> [WHAT IS NEEDED]:
Leave out the pictures and copy every record exactly.

> [LISTED RECORDS]:
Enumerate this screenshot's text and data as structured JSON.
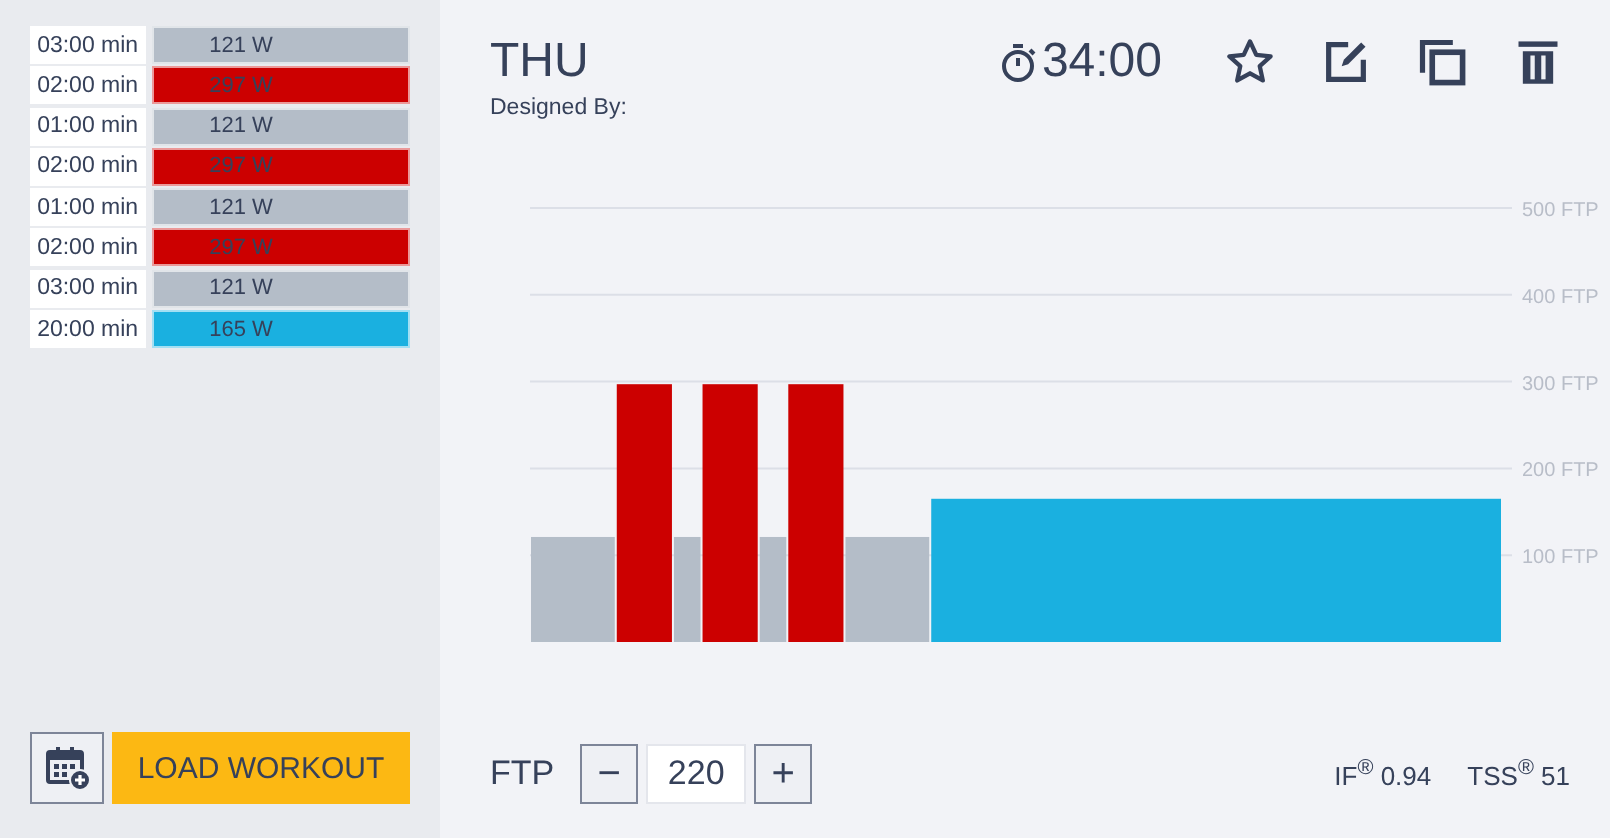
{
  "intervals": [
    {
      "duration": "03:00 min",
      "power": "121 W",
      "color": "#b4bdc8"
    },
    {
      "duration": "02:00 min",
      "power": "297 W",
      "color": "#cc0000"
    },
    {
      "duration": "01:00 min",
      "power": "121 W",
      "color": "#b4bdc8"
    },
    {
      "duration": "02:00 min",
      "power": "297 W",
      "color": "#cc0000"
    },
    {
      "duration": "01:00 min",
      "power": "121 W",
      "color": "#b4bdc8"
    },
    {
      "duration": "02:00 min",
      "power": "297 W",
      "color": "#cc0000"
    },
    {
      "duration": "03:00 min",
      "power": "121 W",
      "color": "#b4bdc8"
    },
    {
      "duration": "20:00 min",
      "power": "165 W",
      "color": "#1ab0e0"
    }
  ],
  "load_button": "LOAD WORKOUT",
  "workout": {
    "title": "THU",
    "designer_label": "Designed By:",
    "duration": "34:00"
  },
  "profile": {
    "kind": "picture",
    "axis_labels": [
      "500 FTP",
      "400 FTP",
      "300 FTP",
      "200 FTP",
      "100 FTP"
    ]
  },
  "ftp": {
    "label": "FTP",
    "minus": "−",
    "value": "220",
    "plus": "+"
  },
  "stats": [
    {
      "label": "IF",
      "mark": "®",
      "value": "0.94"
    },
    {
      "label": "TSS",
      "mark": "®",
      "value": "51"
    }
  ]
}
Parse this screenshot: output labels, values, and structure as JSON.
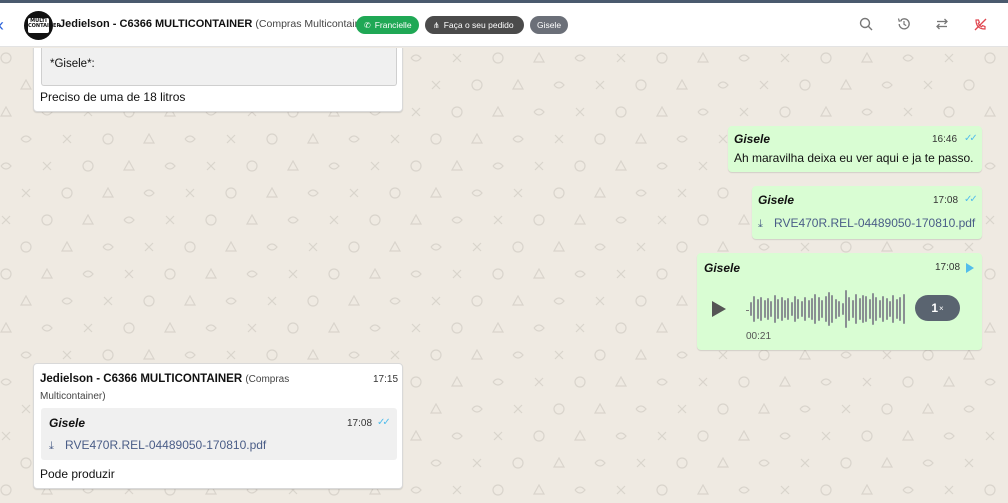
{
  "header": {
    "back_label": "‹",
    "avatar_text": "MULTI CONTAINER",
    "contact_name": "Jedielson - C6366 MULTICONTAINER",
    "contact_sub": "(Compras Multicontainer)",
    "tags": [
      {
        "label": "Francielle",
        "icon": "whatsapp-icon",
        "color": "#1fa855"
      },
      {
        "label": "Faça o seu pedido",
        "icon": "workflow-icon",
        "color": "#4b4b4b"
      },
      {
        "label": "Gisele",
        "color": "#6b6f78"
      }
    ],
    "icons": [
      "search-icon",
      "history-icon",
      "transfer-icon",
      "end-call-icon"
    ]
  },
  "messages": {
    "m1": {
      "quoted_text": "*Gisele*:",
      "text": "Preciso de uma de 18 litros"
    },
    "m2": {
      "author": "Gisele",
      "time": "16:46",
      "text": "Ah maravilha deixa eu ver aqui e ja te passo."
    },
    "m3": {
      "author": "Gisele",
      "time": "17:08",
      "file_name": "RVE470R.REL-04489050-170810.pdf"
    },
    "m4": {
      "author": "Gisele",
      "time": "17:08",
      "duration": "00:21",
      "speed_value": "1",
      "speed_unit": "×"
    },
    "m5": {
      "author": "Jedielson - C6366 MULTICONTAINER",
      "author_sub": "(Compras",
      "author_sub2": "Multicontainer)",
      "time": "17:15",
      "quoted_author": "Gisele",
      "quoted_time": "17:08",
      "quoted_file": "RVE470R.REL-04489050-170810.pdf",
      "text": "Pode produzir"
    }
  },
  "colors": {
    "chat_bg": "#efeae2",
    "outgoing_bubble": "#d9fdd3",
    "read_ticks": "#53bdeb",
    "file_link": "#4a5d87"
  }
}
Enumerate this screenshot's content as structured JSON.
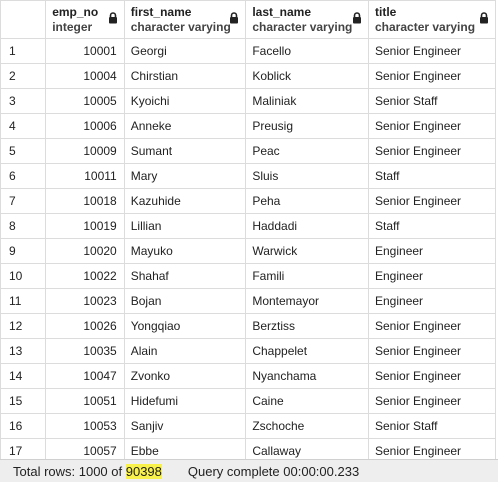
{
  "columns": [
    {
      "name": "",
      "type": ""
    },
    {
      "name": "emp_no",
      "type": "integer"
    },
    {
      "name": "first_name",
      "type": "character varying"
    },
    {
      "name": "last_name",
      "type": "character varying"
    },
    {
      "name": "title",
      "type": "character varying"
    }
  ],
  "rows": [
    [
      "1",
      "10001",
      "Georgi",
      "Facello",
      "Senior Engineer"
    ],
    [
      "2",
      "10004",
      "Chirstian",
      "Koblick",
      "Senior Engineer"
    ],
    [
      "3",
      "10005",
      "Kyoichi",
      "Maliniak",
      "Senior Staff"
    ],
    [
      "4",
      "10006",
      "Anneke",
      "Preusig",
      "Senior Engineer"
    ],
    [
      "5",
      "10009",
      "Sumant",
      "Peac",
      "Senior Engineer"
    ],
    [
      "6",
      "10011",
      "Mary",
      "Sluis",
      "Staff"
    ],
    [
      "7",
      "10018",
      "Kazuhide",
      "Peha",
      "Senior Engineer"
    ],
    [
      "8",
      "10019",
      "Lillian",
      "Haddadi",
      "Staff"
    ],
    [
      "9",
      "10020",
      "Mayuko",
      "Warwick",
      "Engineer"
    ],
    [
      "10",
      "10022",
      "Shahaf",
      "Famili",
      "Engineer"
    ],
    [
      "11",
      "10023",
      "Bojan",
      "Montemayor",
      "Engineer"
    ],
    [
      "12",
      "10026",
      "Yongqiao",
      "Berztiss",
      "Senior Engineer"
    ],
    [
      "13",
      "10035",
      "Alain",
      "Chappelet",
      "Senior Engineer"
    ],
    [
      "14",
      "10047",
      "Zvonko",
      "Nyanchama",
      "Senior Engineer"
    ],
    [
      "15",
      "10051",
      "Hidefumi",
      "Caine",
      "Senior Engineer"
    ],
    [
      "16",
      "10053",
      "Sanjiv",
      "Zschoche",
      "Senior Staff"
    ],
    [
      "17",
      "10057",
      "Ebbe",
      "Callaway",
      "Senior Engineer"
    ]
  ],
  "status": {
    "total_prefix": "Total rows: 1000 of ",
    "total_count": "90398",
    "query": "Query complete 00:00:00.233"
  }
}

> [RESULT FOR THIS EXERCISE]:
Enumerate this screenshot's text and data as structured JSON.
{
  "intervals": [
    {
      "duration": "03:00 min",
      "power": "121 W",
      "color": "#b4bdc8"
    },
    {
      "duration": "02:00 min",
      "power": "297 W",
      "color": "#cc0000"
    },
    {
      "duration": "01:00 min",
      "power": "121 W",
      "color": "#b4bdc8"
    },
    {
      "duration": "02:00 min",
      "power": "297 W",
      "color": "#cc0000"
    },
    {
      "duration": "01:00 min",
      "power": "121 W",
      "color": "#b4bdc8"
    },
    {
      "duration": "02:00 min",
      "power": "297 W",
      "color": "#cc0000"
    },
    {
      "duration": "03:00 min",
      "power": "121 W",
      "color": "#b4bdc8"
    },
    {
      "duration": "20:00 min",
      "power": "165 W",
      "color": "#1ab0e0"
    }
  ],
  "load_button": "LOAD WORKOUT",
  "workout": {
    "title": "THU",
    "designer_label": "Designed By:",
    "duration": "34:00"
  },
  "profile": {
    "kind": "picture",
    "axis_labels": [
      "500 FTP",
      "400 FTP",
      "300 FTP",
      "200 FTP",
      "100 FTP"
    ]
  },
  "ftp": {
    "label": "FTP",
    "minus": "−",
    "value": "220",
    "plus": "+"
  },
  "stats": [
    {
      "label": "IF",
      "mark": "®",
      "value": "0.94"
    },
    {
      "label": "TSS",
      "mark": "®",
      "value": "51"
    }
  ]
}
Parse this screenshot: output labels, values, and structure as JSON.
{
  "header": {
    "back_label": "‹",
    "avatar_text": "MULTI CONTAINER",
    "contact_name": "Jedielson - C6366 MULTICONTAINER",
    "contact_sub": "(Compras Multicontainer)",
    "tags": [
      {
        "label": "Francielle",
        "icon": "whatsapp-icon",
        "color": "#1fa855"
      },
      {
        "label": "Faça o seu pedido",
        "icon": "workflow-icon",
        "color": "#4b4b4b"
      },
      {
        "label": "Gisele",
        "color": "#6b6f78"
      }
    ],
    "icons": [
      "search-icon",
      "history-icon",
      "transfer-icon",
      "end-call-icon"
    ]
  },
  "messages": {
    "m1": {
      "quoted_text": "*Gisele*:",
      "text": "Preciso de uma de 18 litros"
    },
    "m2": {
      "author": "Gisele",
      "time": "16:46",
      "text": "Ah maravilha deixa eu ver aqui e ja te passo."
    },
    "m3": {
      "author": "Gisele",
      "time": "17:08",
      "file_name": "RVE470R.REL-04489050-170810.pdf"
    },
    "m4": {
      "author": "Gisele",
      "time": "17:08",
      "duration": "00:21",
      "speed_value": "1",
      "speed_unit": "×"
    },
    "m5": {
      "author": "Jedielson - C6366 MULTICONTAINER",
      "author_sub": "(Compras",
      "author_sub2": "Multicontainer)",
      "time": "17:15",
      "quoted_author": "Gisele",
      "quoted_time": "17:08",
      "quoted_file": "RVE470R.REL-04489050-170810.pdf",
      "text": "Pode produzir"
    }
  },
  "colors": {
    "chat_bg": "#efeae2",
    "outgoing_bubble": "#d9fdd3",
    "read_ticks": "#53bdeb",
    "file_link": "#4a5d87"
  }
}
Enumerate this screenshot's content as structured JSON.
{
  "columns": [
    {
      "name": "",
      "type": ""
    },
    {
      "name": "emp_no",
      "type": "integer"
    },
    {
      "name": "first_name",
      "type": "character varying"
    },
    {
      "name": "last_name",
      "type": "character varying"
    },
    {
      "name": "title",
      "type": "character varying"
    }
  ],
  "rows": [
    [
      "1",
      "10001",
      "Georgi",
      "Facello",
      "Senior Engineer"
    ],
    [
      "2",
      "10004",
      "Chirstian",
      "Koblick",
      "Senior Engineer"
    ],
    [
      "3",
      "10005",
      "Kyoichi",
      "Maliniak",
      "Senior Staff"
    ],
    [
      "4",
      "10006",
      "Anneke",
      "Preusig",
      "Senior Engineer"
    ],
    [
      "5",
      "10009",
      "Sumant",
      "Peac",
      "Senior Engineer"
    ],
    [
      "6",
      "10011",
      "Mary",
      "Sluis",
      "Staff"
    ],
    [
      "7",
      "10018",
      "Kazuhide",
      "Peha",
      "Senior Engineer"
    ],
    [
      "8",
      "10019",
      "Lillian",
      "Haddadi",
      "Staff"
    ],
    [
      "9",
      "10020",
      "Mayuko",
      "Warwick",
      "Engineer"
    ],
    [
      "10",
      "10022",
      "Shahaf",
      "Famili",
      "Engineer"
    ],
    [
      "11",
      "10023",
      "Bojan",
      "Montemayor",
      "Engineer"
    ],
    [
      "12",
      "10026",
      "Yongqiao",
      "Berztiss",
      "Senior Engineer"
    ],
    [
      "13",
      "10035",
      "Alain",
      "Chappelet",
      "Senior Engineer"
    ],
    [
      "14",
      "10047",
      "Zvonko",
      "Nyanchama",
      "Senior Engineer"
    ],
    [
      "15",
      "10051",
      "Hidefumi",
      "Caine",
      "Senior Engineer"
    ],
    [
      "16",
      "10053",
      "Sanjiv",
      "Zschoche",
      "Senior Staff"
    ],
    [
      "17",
      "10057",
      "Ebbe",
      "Callaway",
      "Senior Engineer"
    ]
  ],
  "status": {
    "total_prefix": "Total rows: 1000 of ",
    "total_count": "90398",
    "query": "Query complete 00:00:00.233"
  }
}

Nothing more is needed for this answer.